Pick out every line of the entries below where "none" occurs, and copy those lines.

(Rows from a figure dataset)
======
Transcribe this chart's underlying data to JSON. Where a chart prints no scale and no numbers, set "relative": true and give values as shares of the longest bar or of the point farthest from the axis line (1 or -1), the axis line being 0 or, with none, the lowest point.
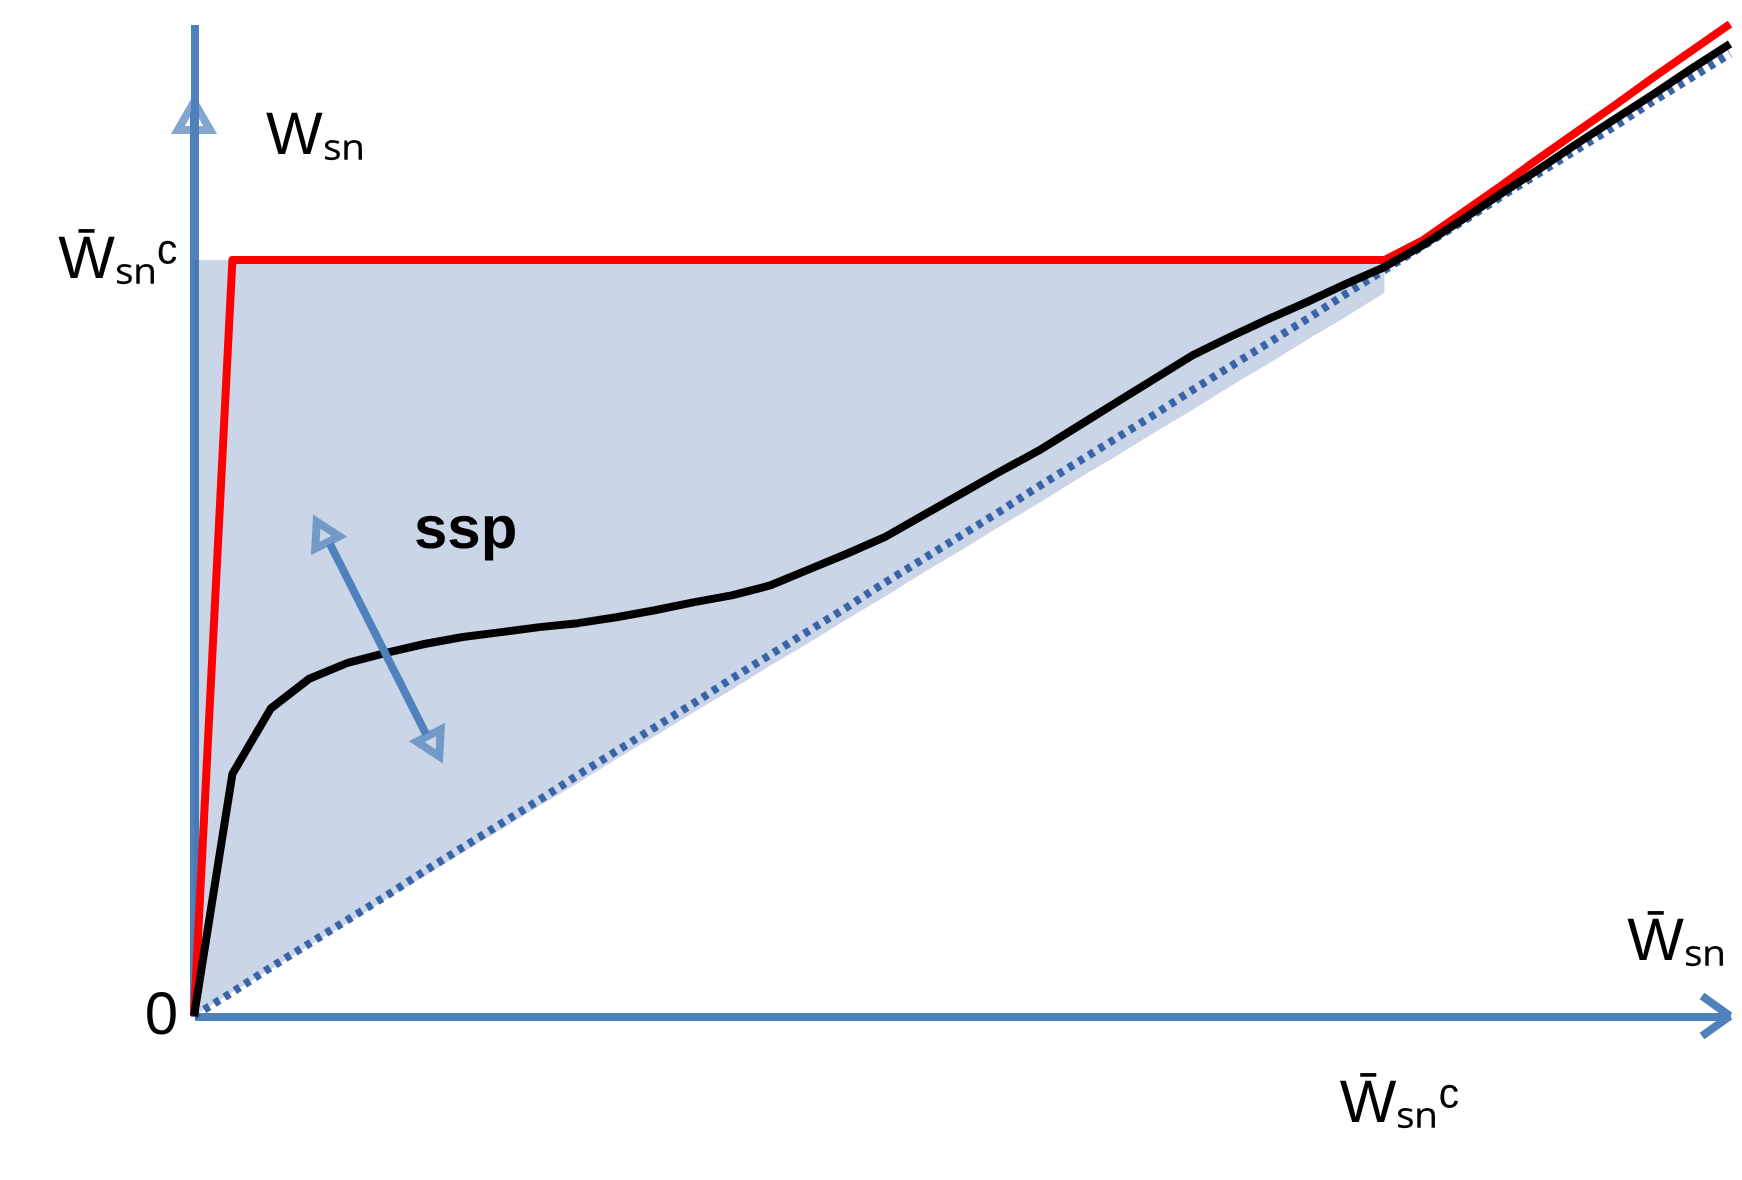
{
  "chart_data": {
    "type": "line",
    "relative": true,
    "xlabel": "W̄ₛₙ",
    "ylabel": "Wₛₙ",
    "categories": [
      null,
      null,
      null,
      null,
      null,
      null,
      null,
      null,
      null,
      null,
      null,
      null,
      null,
      null,
      null,
      null,
      null,
      null,
      null,
      null,
      null,
      null,
      null,
      null,
      null,
      null,
      null,
      null,
      null,
      null,
      null,
      null,
      null,
      null,
      null,
      null,
      null,
      null,
      null,
      null,
      null
    ],
    "annotations": [
      "0",
      "W̄ₛₙᶜ",
      "W̄ₛₙᶜ",
      "ssp"
    ],
    "grid": false,
    "marker": "none",
    "series": [
      {
        "color": "#3a64a8",
        "line_style": "dotted",
        "values": [
          0,
          0.024,
          0.049,
          0.073,
          0.097,
          0.121,
          0.146,
          0.17,
          0.194,
          0.218,
          0.243,
          0.267,
          0.291,
          0.315,
          0.34,
          0.364,
          0.388,
          0.412,
          0.437,
          0.461,
          0.485,
          0.509,
          0.534,
          0.558,
          0.582,
          0.606,
          0.631,
          0.655,
          0.679,
          0.703,
          0.728,
          0.752,
          0.776,
          0.8,
          0.825,
          0.849,
          0.873,
          0.897,
          0.922,
          0.946,
          0.97
        ],
        "lower": [
          0,
          0.024,
          0.047,
          0.071,
          0.094,
          0.118,
          0.141,
          0.165,
          0.188,
          0.212,
          0.235,
          0.259,
          0.282,
          0.306,
          0.329,
          0.353,
          0.376,
          0.4,
          0.423,
          0.447,
          0.47,
          0.494,
          0.517,
          0.541,
          0.564,
          0.588,
          0.611,
          0.635,
          0.658,
          0.682,
          0.705,
          0.729,
          null,
          null,
          null,
          null,
          null,
          null,
          null,
          null,
          null
        ],
        "upper": [
          0.762,
          0.762,
          0.762,
          0.762,
          0.762,
          0.762,
          0.762,
          0.762,
          0.762,
          0.762,
          0.762,
          0.762,
          0.762,
          0.762,
          0.762,
          0.762,
          0.762,
          0.762,
          0.762,
          0.762,
          0.762,
          0.762,
          0.762,
          0.762,
          0.762,
          0.762,
          0.762,
          0.762,
          0.762,
          0.762,
          0.762,
          0.762,
          null,
          null,
          null,
          null,
          null,
          null,
          null,
          null,
          null
        ]
      },
      {
        "color": "#ff0000",
        "line_style": "solid",
        "values": [
          0,
          0.762,
          0.762,
          0.762,
          0.762,
          0.762,
          0.762,
          0.762,
          0.762,
          0.762,
          0.762,
          0.762,
          0.762,
          0.762,
          0.762,
          0.762,
          0.762,
          0.762,
          0.762,
          0.762,
          0.762,
          0.762,
          0.762,
          0.762,
          0.762,
          0.762,
          0.762,
          0.762,
          0.762,
          0.762,
          0.762,
          0.762,
          0.782,
          0.809,
          0.836,
          0.864,
          0.891,
          0.918,
          0.946,
          0.973,
          1.0
        ]
      },
      {
        "color": "#000000",
        "line_style": "solid",
        "values": [
          0,
          0.244,
          0.31,
          0.34,
          0.356,
          0.366,
          0.375,
          0.382,
          0.387,
          0.392,
          0.396,
          0.402,
          0.409,
          0.417,
          0.424,
          0.434,
          0.45,
          0.466,
          0.483,
          0.505,
          0.527,
          0.549,
          0.57,
          0.594,
          0.618,
          0.642,
          0.666,
          0.685,
          0.703,
          0.72,
          0.738,
          0.755,
          0.777,
          0.802,
          0.828,
          0.853,
          0.879,
          0.904,
          0.929,
          0.955,
          0.98
        ]
      }
    ]
  }
}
======
## Answer to the problem:
Transcribe this chart's underlying data to JSON. Where a chart prints no scale and no numbers, set "relative": true and give values as shares of the longest bar or of the point farthest from the axis line (1 or -1), the axis line being 0 or, with none, the lowest point.
    "marker": "none",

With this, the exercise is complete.